● Written request
Copy out each line in the material below that has the word "Соединители".

— START OF Entries provided —

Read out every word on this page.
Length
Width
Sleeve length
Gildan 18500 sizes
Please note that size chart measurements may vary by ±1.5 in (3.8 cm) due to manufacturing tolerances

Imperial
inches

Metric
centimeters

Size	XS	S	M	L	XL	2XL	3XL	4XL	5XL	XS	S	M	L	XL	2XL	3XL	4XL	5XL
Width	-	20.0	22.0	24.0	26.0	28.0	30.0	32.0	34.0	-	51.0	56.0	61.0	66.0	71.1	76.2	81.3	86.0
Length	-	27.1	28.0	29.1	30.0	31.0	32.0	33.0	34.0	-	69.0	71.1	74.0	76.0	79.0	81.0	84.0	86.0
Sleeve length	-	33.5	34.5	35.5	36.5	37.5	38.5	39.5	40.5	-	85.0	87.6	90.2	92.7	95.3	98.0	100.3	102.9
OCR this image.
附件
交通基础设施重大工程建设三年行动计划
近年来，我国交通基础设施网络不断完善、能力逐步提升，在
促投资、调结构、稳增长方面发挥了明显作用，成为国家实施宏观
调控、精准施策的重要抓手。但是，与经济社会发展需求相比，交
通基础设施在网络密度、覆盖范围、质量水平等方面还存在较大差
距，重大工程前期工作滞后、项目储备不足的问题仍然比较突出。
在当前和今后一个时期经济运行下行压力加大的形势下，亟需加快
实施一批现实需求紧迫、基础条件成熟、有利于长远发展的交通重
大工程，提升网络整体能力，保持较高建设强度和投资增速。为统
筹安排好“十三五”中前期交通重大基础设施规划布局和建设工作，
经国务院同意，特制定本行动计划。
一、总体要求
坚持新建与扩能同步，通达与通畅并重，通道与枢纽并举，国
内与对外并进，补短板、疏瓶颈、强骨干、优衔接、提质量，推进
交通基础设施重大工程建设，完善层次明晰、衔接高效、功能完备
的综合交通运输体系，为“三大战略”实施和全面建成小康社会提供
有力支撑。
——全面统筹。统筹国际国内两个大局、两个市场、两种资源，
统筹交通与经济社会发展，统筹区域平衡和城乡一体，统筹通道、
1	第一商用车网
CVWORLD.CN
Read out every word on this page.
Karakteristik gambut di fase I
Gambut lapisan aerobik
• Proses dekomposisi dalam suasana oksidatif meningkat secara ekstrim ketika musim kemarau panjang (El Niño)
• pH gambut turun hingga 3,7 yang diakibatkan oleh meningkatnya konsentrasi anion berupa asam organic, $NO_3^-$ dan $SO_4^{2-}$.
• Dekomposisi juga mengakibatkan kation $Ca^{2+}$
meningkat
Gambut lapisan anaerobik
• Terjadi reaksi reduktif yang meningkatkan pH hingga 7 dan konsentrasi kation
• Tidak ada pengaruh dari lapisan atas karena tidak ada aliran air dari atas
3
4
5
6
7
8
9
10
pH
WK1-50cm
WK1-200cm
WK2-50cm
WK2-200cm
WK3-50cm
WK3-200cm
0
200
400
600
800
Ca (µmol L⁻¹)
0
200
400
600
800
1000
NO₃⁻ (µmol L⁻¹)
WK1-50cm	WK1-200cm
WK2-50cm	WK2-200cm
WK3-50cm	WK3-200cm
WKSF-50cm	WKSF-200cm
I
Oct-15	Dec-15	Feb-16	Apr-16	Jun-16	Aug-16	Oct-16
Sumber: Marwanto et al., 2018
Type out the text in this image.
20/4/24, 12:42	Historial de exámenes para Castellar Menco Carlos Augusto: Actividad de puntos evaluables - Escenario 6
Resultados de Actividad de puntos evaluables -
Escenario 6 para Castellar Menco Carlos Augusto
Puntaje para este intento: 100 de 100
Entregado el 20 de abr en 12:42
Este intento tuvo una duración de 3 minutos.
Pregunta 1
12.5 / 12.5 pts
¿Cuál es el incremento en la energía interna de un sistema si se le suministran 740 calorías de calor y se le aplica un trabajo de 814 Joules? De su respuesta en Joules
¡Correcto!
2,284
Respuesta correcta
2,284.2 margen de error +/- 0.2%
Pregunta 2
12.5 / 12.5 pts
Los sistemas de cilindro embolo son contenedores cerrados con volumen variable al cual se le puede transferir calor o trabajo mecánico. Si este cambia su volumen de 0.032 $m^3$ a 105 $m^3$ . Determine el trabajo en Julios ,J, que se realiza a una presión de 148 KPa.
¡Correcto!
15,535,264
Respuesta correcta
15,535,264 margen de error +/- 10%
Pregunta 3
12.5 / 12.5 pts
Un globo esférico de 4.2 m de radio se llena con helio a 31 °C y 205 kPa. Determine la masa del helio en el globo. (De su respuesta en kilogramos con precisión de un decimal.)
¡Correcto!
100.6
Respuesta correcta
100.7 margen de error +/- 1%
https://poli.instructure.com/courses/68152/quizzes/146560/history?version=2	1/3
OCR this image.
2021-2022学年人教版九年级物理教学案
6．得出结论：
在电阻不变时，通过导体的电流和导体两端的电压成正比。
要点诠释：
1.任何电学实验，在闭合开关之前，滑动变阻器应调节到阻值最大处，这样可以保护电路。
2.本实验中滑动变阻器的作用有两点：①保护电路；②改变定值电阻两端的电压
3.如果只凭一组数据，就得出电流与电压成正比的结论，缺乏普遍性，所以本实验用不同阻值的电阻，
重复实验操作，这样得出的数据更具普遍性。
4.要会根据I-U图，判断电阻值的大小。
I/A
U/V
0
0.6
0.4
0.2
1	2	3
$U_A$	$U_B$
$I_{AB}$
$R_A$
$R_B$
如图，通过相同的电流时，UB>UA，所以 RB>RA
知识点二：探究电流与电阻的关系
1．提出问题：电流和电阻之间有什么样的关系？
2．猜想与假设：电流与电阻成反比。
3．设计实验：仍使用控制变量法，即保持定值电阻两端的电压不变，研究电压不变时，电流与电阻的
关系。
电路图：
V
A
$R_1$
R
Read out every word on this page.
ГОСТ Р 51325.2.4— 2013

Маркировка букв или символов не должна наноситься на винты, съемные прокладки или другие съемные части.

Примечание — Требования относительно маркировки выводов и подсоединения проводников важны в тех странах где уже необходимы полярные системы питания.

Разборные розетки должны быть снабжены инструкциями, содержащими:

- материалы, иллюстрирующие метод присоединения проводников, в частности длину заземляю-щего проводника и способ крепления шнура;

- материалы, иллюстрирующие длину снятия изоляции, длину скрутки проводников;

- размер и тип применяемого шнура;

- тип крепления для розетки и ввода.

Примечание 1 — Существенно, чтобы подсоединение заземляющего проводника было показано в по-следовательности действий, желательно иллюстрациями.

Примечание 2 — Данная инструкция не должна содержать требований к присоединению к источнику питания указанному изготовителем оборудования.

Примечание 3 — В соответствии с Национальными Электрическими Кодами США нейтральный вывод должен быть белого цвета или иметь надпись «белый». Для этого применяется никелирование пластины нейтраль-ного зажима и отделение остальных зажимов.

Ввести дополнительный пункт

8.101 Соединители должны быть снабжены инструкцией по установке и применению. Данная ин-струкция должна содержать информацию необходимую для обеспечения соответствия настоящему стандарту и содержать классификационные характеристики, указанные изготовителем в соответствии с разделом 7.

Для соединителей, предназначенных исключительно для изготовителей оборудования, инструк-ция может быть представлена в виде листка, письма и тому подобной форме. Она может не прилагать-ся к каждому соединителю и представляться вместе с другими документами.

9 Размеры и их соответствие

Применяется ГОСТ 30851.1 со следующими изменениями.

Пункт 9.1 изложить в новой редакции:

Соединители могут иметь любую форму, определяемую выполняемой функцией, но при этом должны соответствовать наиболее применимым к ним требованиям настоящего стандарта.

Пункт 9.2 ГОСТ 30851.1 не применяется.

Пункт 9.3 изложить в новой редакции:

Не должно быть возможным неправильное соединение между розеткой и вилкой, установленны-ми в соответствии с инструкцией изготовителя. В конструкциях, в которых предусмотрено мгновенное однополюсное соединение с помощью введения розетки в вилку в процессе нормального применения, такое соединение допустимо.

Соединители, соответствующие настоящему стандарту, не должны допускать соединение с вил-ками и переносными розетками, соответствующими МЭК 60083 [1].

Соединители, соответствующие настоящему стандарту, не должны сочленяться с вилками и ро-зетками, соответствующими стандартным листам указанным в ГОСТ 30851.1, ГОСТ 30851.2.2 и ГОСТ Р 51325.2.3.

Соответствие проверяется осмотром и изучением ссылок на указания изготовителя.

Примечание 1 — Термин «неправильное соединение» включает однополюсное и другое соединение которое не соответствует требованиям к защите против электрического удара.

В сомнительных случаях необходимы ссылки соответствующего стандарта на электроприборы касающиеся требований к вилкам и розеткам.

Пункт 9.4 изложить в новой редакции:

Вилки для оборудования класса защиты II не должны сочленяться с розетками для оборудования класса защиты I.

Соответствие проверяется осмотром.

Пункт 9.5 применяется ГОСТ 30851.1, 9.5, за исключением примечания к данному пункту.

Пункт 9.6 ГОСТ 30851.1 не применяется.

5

— END OF Entries provided —

● Result of the task
8.101 Соединители должны быть снабжены инструкцией по установке и применению. Данная ин-струкция должна содержать информацию необходимую для обеспечения соответствия настоящему стандарту и содержать классификационные характеристики, указанные изготовителем в соответствии с разделом 7.
Соединители могут иметь любую форму, определяемую выполняемой функцией, но при этом должны соответствовать наиболее применимым к ним требованиям настоящего стандарта.
Соединители, соответствующие настоящему стандарту, не должны допускать соединение с вил-ками и переносными розетками, соответствующими МЭК 60083 [1].
Соединители, соответствующие настоящему стандарту, не должны сочленяться с вилками и ро-зетками, соответствующими стандартным листам указанным в ГОСТ 30851.1, ГОСТ 30851.2.2 и ГОСТ Р 51325.2.3.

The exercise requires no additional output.